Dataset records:
* * * * *

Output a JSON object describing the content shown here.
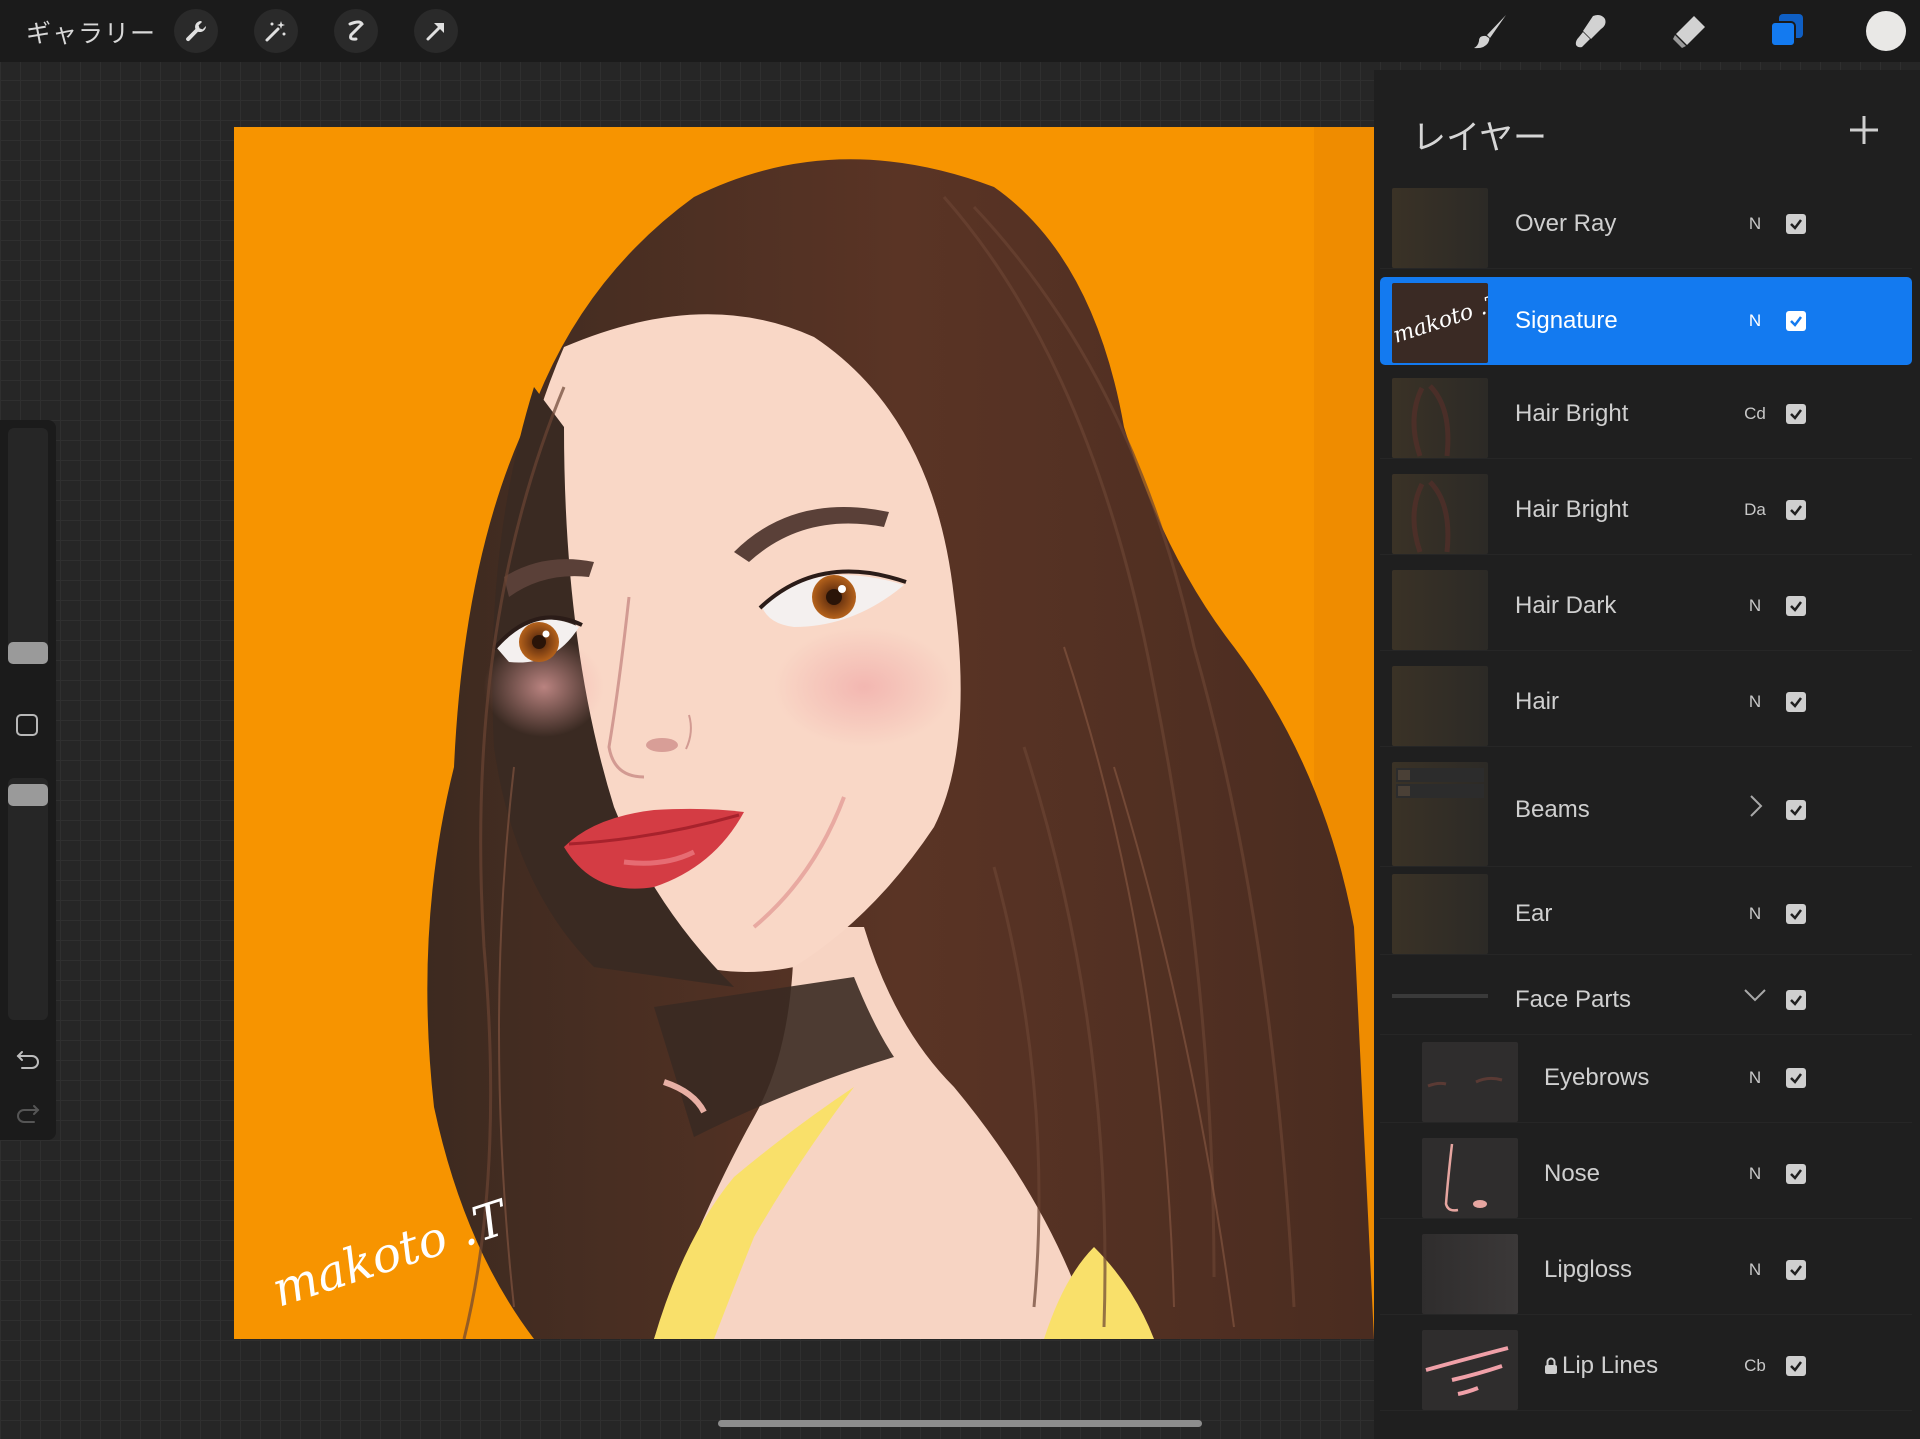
{
  "topbar": {
    "gallery_label": "ギャラリー",
    "left_tools": [
      "wrench-icon",
      "magic-wand-icon",
      "selection-icon",
      "transform-arrow-icon"
    ],
    "right_tools": [
      "brush-icon",
      "smudge-icon",
      "eraser-icon",
      "layers-icon"
    ],
    "accent_color": "#137af0",
    "current_color": "#e9e8e6"
  },
  "canvas": {
    "background_color": "#f79400",
    "signature_text": "makoto .T"
  },
  "layers_panel": {
    "title": "レイヤー",
    "layers": [
      {
        "name": "Over Ray",
        "mode": "N",
        "visible": true
      },
      {
        "name": "Signature",
        "mode": "N",
        "visible": true,
        "selected": true
      },
      {
        "name": "Hair Bright",
        "mode": "Cd",
        "visible": true
      },
      {
        "name": "Hair Bright",
        "mode": "Da",
        "visible": true
      },
      {
        "name": "Hair Dark",
        "mode": "N",
        "visible": true
      },
      {
        "name": "Hair",
        "mode": "N",
        "visible": true
      },
      {
        "name": "Beams",
        "mode": "",
        "visible": true,
        "group": "collapsed"
      },
      {
        "name": "Ear",
        "mode": "N",
        "visible": true
      },
      {
        "name": "Face Parts",
        "mode": "",
        "visible": true,
        "group": "expanded"
      },
      {
        "name": "Eyebrows",
        "mode": "N",
        "visible": true
      },
      {
        "name": "Nose",
        "mode": "N",
        "visible": true
      },
      {
        "name": "Lipgloss",
        "mode": "N",
        "visible": true
      },
      {
        "name": "Lip Lines",
        "mode": "Cb",
        "visible": true,
        "locked": true
      }
    ]
  }
}
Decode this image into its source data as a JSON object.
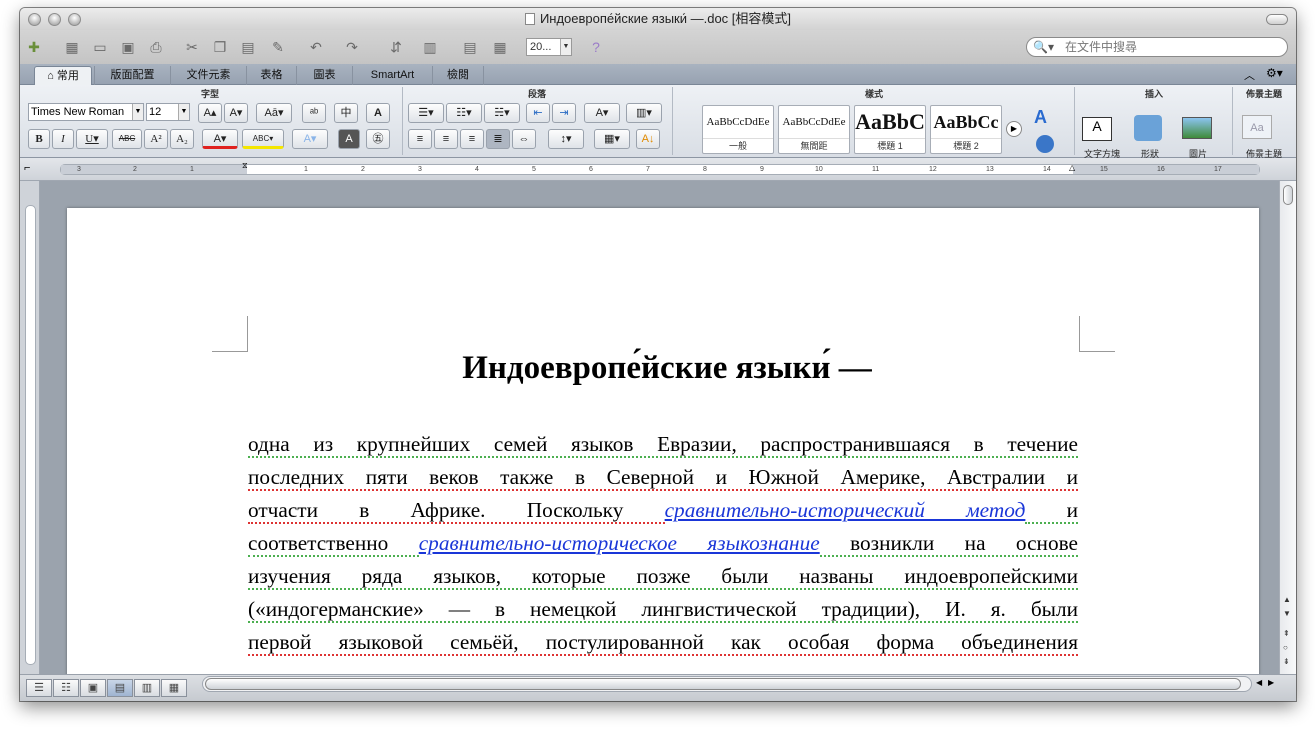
{
  "window": {
    "title": "Индоевропе́йские языки́ —.doc [相容模式]"
  },
  "toolbar": {
    "zoom": "20...",
    "search_placeholder": "在文件中搜尋"
  },
  "tabs": [
    "常用",
    "版面配置",
    "文件元素",
    "表格",
    "圖表",
    "SmartArt",
    "檢閱"
  ],
  "ribbon": {
    "groups": {
      "font": "字型",
      "paragraph": "段落",
      "styles": "樣式",
      "insert": "插入",
      "theme": "佈景主題"
    },
    "font_name": "Times New Roman",
    "font_size": "12",
    "styles": [
      {
        "preview": "AaBbCcDdEe",
        "name": "一般"
      },
      {
        "preview": "AaBbCcDdEe",
        "name": "無間距"
      },
      {
        "preview": "AaBbC",
        "name": "標題 1"
      },
      {
        "preview": "AaBbCc",
        "name": "標題 2"
      }
    ],
    "insert_items": [
      "文字方塊",
      "形狀",
      "圖片"
    ],
    "theme_label": "佈景主題"
  },
  "ruler": {
    "ticks": [
      "3",
      "2",
      "1",
      "1",
      "2",
      "3",
      "4",
      "5",
      "6",
      "7",
      "8",
      "9",
      "10",
      "11",
      "12",
      "13",
      "14",
      "15",
      "16",
      "17"
    ]
  },
  "document": {
    "title": "Индоевропе́йские языки́ —",
    "line1": "одна из крупнейших семей языков Евразии, распространившаяся в течение",
    "line2": "последних пяти веков также в Северной и Южной Америке, Австралии и",
    "line3a": "отчасти в Африке. Поскольку ",
    "link1": "сравнительно-исторический метод",
    "line3b": " и",
    "line4a": "соответственно ",
    "link2": "сравнительно-историческое языкознание",
    "line4b": " возникли на основе",
    "line5": "изучения ряда языков, которые позже были названы индоевропейскими",
    "line6": "(«индогерманские» — в немецкой лингвистической традиции), И. я. были",
    "line7": "первой языковой семьёй, постулированной как особая форма объединения"
  }
}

* * * * *

Directive:
Identify and copy the lines holding the word "были".

Solved exercise:
    "line5": "изучения ряда языков, которые позже были названы индоевропейскими",
    "line6": "(«индогерманские» — в немецкой лингвистической традиции), И. я. были",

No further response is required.